Records that describe figures
* Start *

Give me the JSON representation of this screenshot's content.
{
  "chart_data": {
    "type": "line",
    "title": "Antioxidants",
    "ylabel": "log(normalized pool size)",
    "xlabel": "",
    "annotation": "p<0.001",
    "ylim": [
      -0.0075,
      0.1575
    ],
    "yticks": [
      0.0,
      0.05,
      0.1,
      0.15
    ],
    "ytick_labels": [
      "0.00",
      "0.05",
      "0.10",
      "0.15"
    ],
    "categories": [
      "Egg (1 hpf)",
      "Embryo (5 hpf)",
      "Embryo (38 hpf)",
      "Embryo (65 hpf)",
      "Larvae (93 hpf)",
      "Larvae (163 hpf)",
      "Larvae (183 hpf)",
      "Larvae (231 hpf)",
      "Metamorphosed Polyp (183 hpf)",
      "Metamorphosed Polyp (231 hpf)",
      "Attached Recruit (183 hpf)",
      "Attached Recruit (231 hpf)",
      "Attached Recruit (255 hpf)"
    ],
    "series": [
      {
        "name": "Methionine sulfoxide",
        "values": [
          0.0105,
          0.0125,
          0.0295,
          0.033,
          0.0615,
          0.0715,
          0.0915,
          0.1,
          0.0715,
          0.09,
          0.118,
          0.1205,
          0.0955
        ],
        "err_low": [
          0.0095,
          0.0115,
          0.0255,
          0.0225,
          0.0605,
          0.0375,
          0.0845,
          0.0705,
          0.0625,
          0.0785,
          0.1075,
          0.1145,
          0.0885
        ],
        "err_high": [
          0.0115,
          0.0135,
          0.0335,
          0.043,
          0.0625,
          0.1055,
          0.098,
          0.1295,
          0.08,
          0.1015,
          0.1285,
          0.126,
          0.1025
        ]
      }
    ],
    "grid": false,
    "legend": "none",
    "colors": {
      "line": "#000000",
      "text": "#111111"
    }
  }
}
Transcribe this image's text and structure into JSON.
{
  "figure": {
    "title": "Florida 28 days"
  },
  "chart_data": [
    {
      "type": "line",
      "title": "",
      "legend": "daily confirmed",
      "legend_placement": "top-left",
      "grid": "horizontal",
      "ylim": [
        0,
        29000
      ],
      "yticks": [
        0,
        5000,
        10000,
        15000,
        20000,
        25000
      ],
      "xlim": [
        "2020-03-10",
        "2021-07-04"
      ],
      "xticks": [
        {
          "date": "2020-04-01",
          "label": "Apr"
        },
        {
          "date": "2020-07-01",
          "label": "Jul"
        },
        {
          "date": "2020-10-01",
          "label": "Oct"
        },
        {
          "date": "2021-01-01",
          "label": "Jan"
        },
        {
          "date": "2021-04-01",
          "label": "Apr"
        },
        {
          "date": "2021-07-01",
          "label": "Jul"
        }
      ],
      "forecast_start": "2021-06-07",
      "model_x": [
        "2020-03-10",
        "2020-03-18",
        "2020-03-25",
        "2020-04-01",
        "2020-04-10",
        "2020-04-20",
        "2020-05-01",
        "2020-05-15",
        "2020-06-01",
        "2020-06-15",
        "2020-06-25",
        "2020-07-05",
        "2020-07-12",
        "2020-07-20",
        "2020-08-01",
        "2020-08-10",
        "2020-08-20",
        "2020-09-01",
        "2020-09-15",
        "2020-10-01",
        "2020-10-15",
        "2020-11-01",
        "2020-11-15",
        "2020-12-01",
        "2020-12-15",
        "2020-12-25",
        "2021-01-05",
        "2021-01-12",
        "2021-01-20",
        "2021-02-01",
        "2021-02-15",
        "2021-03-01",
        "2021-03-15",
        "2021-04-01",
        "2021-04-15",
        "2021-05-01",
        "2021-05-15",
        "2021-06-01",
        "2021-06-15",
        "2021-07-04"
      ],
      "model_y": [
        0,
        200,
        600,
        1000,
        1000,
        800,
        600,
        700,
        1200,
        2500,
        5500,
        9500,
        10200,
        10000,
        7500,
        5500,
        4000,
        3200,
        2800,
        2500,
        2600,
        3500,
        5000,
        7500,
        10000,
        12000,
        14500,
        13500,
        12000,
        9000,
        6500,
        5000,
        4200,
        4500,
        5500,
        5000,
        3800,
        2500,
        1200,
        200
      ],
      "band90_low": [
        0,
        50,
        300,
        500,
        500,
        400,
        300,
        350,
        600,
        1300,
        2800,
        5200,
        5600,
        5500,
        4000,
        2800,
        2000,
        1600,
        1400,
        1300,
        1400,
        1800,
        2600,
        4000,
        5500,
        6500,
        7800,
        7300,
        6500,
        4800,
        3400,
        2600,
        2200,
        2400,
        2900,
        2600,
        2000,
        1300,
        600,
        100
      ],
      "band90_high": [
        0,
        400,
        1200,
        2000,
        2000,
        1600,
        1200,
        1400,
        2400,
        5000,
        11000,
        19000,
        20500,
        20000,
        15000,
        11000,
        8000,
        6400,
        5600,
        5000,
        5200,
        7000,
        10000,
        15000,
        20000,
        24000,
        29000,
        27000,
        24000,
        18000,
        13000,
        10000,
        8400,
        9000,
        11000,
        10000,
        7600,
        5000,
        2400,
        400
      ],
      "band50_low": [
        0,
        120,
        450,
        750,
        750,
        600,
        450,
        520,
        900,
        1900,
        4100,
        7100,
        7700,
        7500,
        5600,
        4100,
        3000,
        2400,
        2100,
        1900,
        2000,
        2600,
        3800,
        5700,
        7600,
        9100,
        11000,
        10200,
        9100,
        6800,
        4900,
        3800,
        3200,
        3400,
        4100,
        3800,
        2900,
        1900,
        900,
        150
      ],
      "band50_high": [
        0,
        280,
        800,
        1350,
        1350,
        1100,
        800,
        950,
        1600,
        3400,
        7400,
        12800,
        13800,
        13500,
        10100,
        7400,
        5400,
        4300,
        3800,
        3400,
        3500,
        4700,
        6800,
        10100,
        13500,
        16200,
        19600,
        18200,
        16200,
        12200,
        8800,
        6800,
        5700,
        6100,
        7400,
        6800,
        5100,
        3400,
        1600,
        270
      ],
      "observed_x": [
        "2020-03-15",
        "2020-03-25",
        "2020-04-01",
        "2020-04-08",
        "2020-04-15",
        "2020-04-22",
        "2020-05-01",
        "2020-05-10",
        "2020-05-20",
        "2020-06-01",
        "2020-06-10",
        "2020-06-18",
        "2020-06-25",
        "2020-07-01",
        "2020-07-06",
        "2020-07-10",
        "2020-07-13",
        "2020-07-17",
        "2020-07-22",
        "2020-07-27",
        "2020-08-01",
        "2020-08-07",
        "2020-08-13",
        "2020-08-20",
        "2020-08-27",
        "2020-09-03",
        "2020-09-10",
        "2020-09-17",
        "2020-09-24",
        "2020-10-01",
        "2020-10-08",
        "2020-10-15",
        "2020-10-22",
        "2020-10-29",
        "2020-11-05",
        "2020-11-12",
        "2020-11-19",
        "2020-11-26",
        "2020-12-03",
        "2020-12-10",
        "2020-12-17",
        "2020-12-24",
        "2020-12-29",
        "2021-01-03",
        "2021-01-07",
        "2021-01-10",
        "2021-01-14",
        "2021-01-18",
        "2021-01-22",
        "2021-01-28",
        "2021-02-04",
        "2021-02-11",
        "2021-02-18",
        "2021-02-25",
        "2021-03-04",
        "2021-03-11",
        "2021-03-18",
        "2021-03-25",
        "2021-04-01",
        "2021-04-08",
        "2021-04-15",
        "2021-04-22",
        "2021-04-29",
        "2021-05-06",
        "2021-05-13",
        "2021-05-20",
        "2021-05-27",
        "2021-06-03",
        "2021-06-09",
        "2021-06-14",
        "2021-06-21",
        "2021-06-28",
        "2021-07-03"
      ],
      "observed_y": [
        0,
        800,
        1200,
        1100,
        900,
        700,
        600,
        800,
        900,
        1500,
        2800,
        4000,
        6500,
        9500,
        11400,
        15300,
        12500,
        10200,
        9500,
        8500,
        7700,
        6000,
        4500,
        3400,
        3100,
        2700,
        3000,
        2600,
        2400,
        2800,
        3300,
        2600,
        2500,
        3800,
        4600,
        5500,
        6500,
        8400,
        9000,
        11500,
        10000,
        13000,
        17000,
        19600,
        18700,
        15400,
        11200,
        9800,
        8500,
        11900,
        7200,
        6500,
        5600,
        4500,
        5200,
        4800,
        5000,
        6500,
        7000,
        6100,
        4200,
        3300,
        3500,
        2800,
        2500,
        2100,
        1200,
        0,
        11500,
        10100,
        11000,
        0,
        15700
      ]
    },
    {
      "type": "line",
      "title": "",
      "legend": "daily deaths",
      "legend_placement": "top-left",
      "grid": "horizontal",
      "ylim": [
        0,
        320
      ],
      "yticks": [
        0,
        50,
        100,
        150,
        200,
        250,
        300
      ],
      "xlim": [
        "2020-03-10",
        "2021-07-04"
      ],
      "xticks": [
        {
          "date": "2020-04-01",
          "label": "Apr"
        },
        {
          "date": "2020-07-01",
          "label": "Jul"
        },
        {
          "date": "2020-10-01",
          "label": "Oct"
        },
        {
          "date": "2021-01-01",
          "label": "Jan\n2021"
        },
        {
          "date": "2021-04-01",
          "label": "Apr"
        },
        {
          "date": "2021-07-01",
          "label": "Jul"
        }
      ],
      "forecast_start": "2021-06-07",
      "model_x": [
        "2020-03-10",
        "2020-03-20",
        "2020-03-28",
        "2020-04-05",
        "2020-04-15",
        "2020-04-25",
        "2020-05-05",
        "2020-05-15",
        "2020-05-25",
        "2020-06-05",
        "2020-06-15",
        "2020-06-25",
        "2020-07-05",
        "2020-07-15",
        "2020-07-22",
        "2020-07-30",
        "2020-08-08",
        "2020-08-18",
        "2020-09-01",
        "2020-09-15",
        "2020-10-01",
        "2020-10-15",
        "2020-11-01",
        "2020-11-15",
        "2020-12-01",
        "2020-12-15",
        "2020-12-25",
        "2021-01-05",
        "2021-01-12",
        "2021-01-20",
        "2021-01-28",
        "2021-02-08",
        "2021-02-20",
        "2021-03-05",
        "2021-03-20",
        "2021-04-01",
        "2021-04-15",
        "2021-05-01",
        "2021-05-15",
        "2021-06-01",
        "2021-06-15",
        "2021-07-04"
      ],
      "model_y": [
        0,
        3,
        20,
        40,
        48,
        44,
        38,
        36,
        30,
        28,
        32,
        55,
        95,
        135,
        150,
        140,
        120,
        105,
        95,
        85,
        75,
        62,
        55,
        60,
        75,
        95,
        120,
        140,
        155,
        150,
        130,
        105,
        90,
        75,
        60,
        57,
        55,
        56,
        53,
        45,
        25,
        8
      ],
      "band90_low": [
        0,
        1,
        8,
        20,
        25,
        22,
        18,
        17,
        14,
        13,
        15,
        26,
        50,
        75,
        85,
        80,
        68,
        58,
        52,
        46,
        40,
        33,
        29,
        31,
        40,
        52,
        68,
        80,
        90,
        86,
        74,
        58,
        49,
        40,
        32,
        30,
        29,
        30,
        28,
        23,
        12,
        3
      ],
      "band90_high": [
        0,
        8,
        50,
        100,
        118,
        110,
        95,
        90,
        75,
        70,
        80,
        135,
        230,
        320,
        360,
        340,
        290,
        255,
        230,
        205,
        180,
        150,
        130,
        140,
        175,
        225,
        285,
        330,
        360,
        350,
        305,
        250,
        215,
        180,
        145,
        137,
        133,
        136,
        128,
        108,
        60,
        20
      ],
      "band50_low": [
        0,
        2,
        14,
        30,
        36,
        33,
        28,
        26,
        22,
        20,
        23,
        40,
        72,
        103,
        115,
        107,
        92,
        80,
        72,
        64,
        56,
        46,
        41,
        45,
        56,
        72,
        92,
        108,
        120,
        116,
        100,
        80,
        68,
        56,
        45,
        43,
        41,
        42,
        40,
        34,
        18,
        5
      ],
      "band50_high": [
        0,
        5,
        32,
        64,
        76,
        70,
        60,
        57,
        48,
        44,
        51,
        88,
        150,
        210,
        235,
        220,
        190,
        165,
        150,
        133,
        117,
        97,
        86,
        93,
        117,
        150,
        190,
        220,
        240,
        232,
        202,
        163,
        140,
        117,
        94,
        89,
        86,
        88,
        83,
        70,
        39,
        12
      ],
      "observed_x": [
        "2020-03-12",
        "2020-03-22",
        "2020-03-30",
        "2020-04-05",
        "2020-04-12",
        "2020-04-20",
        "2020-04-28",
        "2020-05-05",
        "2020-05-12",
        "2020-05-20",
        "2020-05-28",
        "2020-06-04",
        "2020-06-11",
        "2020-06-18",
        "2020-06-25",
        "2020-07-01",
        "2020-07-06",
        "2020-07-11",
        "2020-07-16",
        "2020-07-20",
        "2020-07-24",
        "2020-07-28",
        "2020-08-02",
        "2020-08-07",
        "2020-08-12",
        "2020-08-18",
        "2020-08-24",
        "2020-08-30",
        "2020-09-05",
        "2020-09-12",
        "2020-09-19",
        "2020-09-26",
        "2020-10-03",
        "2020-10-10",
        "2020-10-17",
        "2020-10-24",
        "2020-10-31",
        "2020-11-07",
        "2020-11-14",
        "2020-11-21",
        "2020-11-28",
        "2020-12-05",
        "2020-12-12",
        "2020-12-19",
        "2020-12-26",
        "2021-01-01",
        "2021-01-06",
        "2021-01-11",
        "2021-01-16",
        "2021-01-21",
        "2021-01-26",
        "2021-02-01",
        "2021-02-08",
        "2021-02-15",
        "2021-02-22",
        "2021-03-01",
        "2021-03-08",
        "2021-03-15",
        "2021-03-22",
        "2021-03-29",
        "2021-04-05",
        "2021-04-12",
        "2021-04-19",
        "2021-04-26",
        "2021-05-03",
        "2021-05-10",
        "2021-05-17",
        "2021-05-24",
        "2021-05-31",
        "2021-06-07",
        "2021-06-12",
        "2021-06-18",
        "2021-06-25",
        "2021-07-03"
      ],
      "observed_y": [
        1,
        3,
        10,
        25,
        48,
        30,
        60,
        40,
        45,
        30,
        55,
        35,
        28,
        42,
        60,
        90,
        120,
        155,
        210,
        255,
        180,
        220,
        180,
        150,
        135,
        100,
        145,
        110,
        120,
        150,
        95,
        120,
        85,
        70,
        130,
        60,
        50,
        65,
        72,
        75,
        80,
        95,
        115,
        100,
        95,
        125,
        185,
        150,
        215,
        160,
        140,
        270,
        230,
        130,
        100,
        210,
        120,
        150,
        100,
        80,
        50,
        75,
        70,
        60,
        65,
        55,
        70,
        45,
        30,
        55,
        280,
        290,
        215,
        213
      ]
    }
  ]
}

* End *

▸ **EXERCISE**
Copy each line of the records that contains the word "JSON".

▸ **TASK RESPONSE**
Give me the JSON representation of this screenshot's content.
Transcribe this image's text and structure into JSON.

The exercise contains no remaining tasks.